[Records from a collection]
------------------------------------------------------------------------

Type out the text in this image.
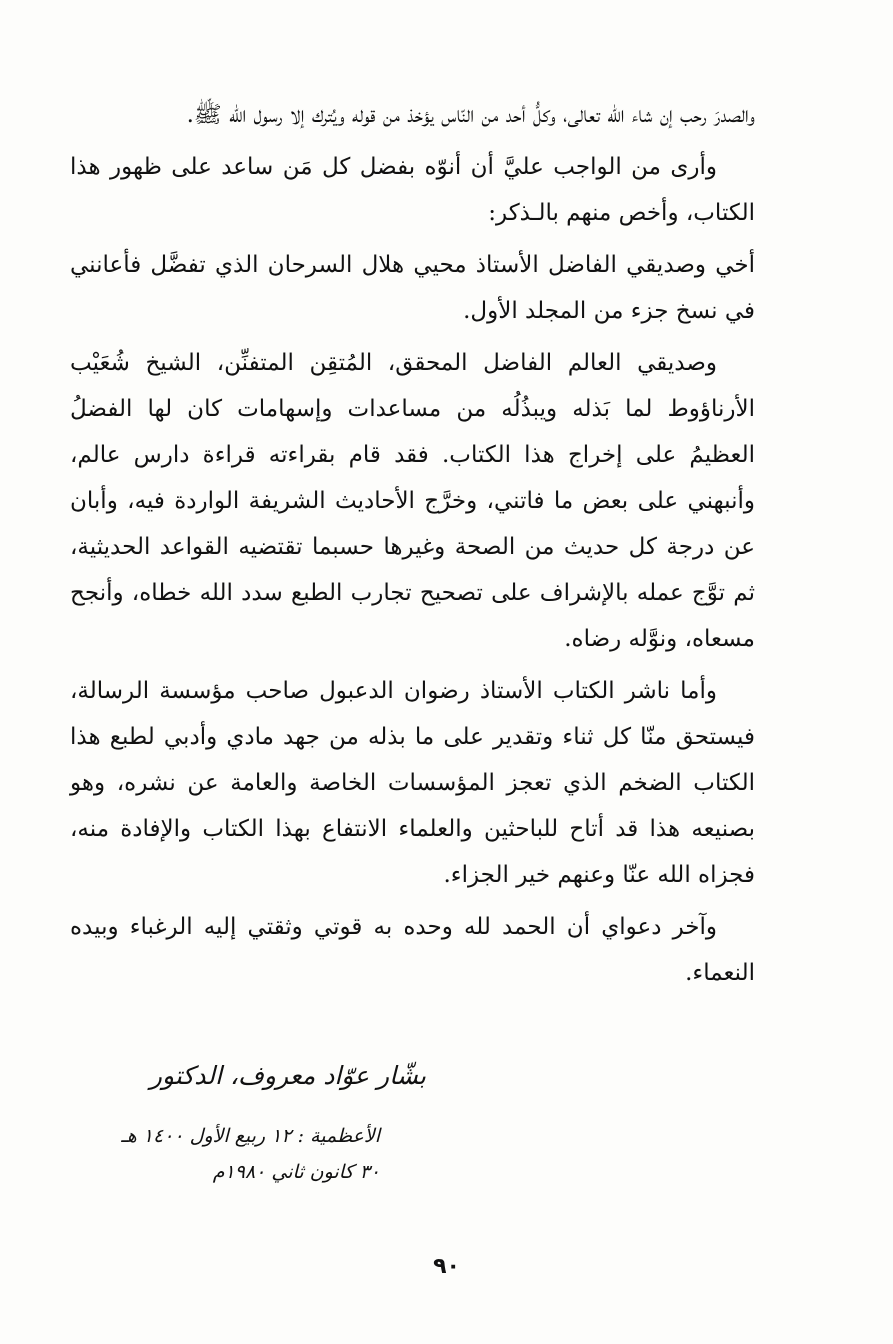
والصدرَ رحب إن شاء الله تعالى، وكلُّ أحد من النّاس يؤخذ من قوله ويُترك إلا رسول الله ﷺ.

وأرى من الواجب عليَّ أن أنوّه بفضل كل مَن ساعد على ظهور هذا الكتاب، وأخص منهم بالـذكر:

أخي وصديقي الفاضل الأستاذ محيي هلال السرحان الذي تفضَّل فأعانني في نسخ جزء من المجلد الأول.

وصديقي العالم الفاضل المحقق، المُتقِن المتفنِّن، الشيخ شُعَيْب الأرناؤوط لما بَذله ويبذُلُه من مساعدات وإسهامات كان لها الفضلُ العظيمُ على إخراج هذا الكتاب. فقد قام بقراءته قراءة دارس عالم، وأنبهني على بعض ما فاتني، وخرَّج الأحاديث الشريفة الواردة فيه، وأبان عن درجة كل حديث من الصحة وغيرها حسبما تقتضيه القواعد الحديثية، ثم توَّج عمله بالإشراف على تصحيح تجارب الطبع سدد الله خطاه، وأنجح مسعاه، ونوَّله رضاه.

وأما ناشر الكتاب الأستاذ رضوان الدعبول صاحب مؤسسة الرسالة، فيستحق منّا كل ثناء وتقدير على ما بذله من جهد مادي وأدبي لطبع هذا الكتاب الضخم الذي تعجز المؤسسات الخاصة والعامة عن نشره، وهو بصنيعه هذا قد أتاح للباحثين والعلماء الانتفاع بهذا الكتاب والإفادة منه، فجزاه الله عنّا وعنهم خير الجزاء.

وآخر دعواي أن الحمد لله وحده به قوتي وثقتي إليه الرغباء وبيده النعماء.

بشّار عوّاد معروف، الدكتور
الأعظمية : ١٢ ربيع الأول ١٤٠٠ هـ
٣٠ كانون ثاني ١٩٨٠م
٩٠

------------------------------------------------------------------------

Look for the word "الله" in every line of the listing and copy the lines that have it.

والصدرَ رحب إن شاء الله تعالى، وكلُّ أحد من النّاس يؤخذ من قوله ويُترك إلا رسول الله ﷺ.
وصديقي العالم الفاضل المحقق، المُتقِن المتفنِّن، الشيخ شُعَيْب الأرناؤوط لما بَذله ويبذُلُه من مساعدات وإسهامات كان لها الفضلُ العظيمُ على إخراج هذا الكتاب. فقد قام بقراءته قراءة دارس عالم، وأنبهني على بعض ما فاتني، وخرَّج الأحاديث الشريفة الواردة فيه، وأبان عن درجة كل حديث من الصحة وغيرها حسبما تقتضيه القواعد الحديثية، ثم توَّج عمله بالإشراف على تصحيح تجارب الطبع سدد الله خطاه، وأنجح مسعاه، ونوَّله رضاه.
وأما ناشر الكتاب الأستاذ رضوان الدعبول صاحب مؤسسة الرسالة، فيستحق منّا كل ثناء وتقدير على ما بذله من جهد مادي وأدبي لطبع هذا الكتاب الضخم الذي تعجز المؤسسات الخاصة والعامة عن نشره، وهو بصنيعه هذا قد أتاح للباحثين والعلماء الانتفاع بهذا الكتاب والإفادة منه، فجزاه الله عنّا وعنهم خير الجزاء.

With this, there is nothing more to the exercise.